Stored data

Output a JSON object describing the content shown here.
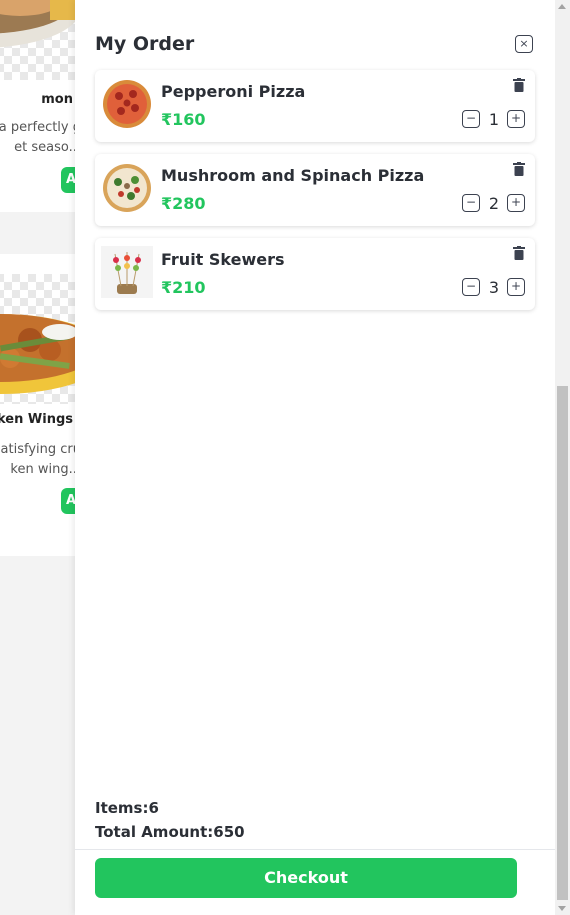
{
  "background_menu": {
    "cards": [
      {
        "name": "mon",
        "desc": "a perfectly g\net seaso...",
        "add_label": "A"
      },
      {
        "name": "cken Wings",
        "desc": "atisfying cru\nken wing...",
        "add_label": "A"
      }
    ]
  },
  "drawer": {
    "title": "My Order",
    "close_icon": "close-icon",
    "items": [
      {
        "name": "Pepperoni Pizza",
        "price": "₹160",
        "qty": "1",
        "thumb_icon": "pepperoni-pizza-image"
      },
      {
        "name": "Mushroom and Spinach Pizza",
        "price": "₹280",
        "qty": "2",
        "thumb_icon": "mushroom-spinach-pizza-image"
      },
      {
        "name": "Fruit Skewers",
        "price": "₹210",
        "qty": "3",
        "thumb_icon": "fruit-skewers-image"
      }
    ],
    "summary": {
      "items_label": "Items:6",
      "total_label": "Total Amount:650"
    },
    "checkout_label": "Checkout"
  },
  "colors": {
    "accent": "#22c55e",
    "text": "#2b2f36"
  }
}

• _Task statement_: Write out every record above exactly as it stands, but leave out the pictures.

• _Correct output_:
Output a JSON object describing the content shown here.
{
  "background_menu": {
    "cards": [
      {
        "name": "mon",
        "desc": "a perfectly g\net seaso...",
        "add_label": "A"
      },
      {
        "name": "cken Wings",
        "desc": "atisfying cru\nken wing...",
        "add_label": "A"
      }
    ]
  },
  "drawer": {
    "title": "My Order",
    "close_icon": "close-icon",
    "items": [
      {
        "name": "Pepperoni Pizza",
        "price": "₹160",
        "qty": "1",
        "thumb_icon": "pepperoni-pizza-image"
      },
      {
        "name": "Mushroom and Spinach Pizza",
        "price": "₹280",
        "qty": "2",
        "thumb_icon": "mushroom-spinach-pizza-image"
      },
      {
        "name": "Fruit Skewers",
        "price": "₹210",
        "qty": "3",
        "thumb_icon": "fruit-skewers-image"
      }
    ],
    "summary": {
      "items_label": "Items:6",
      "total_label": "Total Amount:650"
    },
    "checkout_label": "Checkout"
  },
  "colors": {
    "accent": "#22c55e",
    "text": "#2b2f36"
  }
}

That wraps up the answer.